Exercise brief
Copy the passage of the NLP assignment text below that begins with the words "The **Docu-meant for" and ends after the words "on term frequency.".

Text passage
# CAT 1 - NLP

1. Collect the documents (atleast 2) to be indexed.
2. Tokenize the text (convert each document into a list of tokens).
3. Implement linguistic preprocessing (apply normalization, stemming, lemmatization, etc)
4. Index the document with its frequency
5. Sort the list (with frequency of words or sequence of words)
6. Calculate the edit distance of any two words from the corpus.


![image.png](attachment:image.png)


## Introduction

The **Docu-meant for Preprocessing** application is designed to assist in the preprocessing and analysis of textual documents. Built using Python's `tkinter` for the graphical user interface (GUI) and the Natural Language Toolkit (nltk) for text processing, this tool allows users to upload text documents, preprocess them through tokenization, stemming, and normalization, and analyze the content with functionalities like indexing and calculating edit distances.

## Features

1. **Upload Documents:** Users can upload multiple text files for preprocessing and analysis.
2. **Analyze Documents:** This feature allows users to preprocess the text documents and display tokenized text, normalized text, and sorted indexes based on term frequency.
3. **Calculate Edit Distance:** Users can calculate the Levenshtein distance between two words to measure their similarity.
4. **Save Preprocessed Documents:** Users can save the preprocessed documents for future use.
5. **Load Preprocessed Documents:** Users can load previously saved preprocessed documents to continue their analysis.

## Theoretical Concepts

### Tokenization

Tokenization is the process of breaking down text into smaller units called tokens, which can be words, phrases, or other meaningful elements. For example, tokenizing the sentence "Natural Language Processing is fascinating" would yield the tokens: ["Natural", "Language", "Processing", "is", "fascinating"].

### Stop Words Removal

Stop words are common words that typically do not carry significant meaning and are often removed from the text to focus on more informative terms. Examples of stop words include "is", "and", "the". For example, removing stop words from "Natural Language Processing is fascinating" results in ["Natural", "Language", "Processing", "fascinating"].

Information provided
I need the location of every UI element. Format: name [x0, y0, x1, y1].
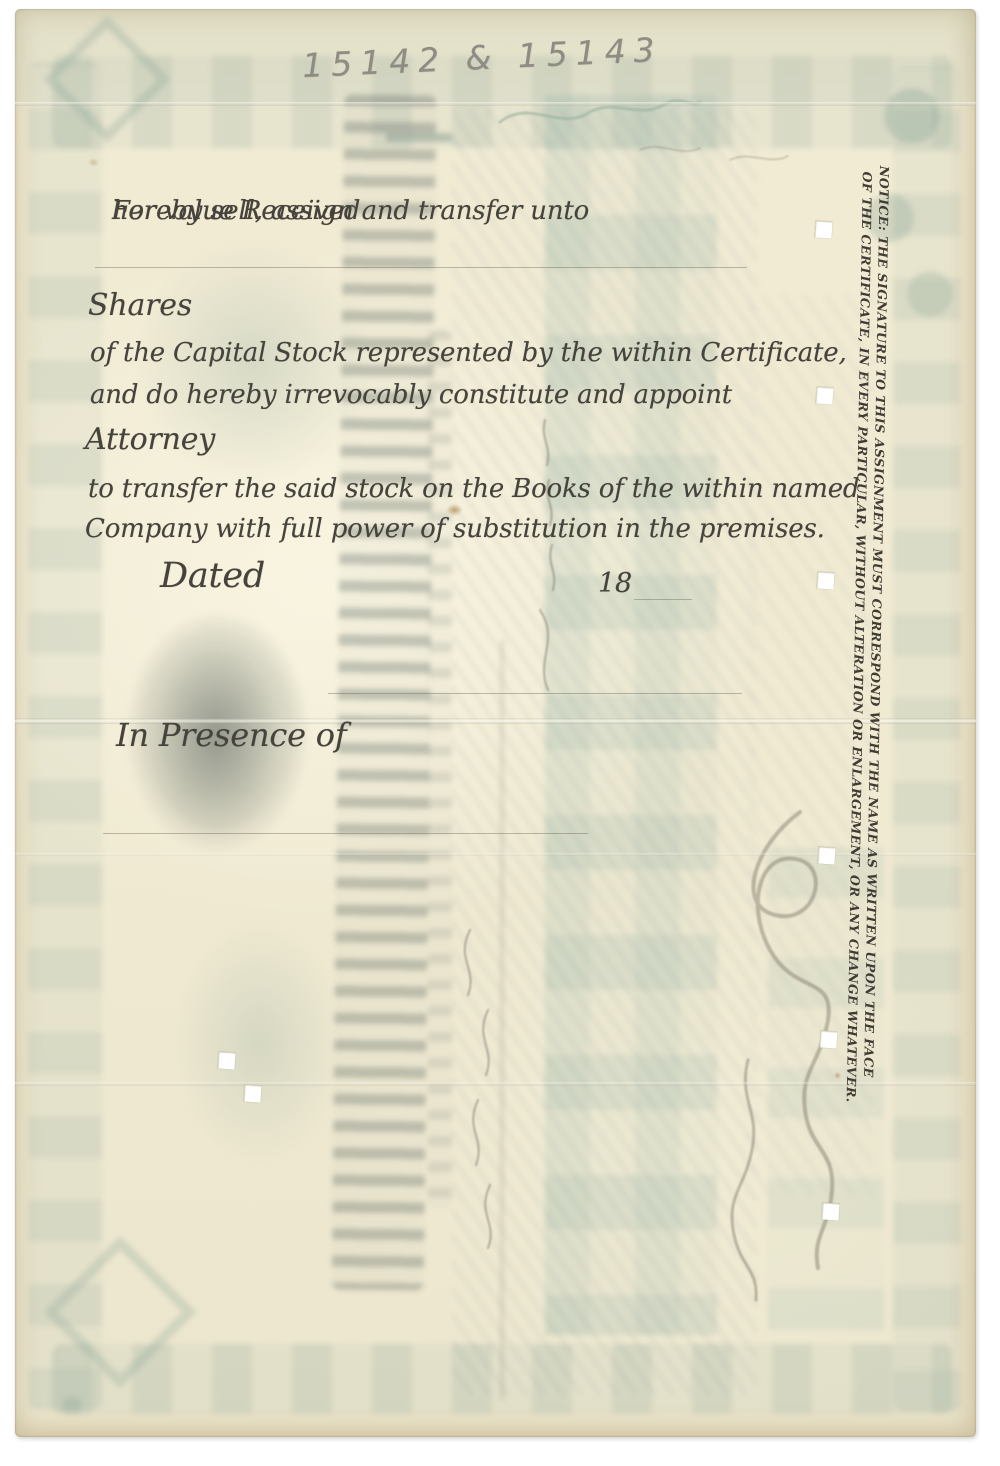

Final result
The **Docu-meant for Preprocessing** application is designed to assist in the preprocessing and analysis of textual documents. Built using Python's `tkinter` for the graphical user interface (GUI) and the Natural Language Toolkit (nltk) for text processing, this tool allows users to upload text documents, preprocess them through tokenization, stemming, and normalization, and analyze the content with functionalities like indexing and calculating edit distances.

## Features

1. **Upload Documents:** Users can upload multiple text files for preprocessing and analysis.
2. **Analyze Documents:** This feature allows users to preprocess the text documents and display tokenized text, normalized text, and sorted indexes based on term frequency.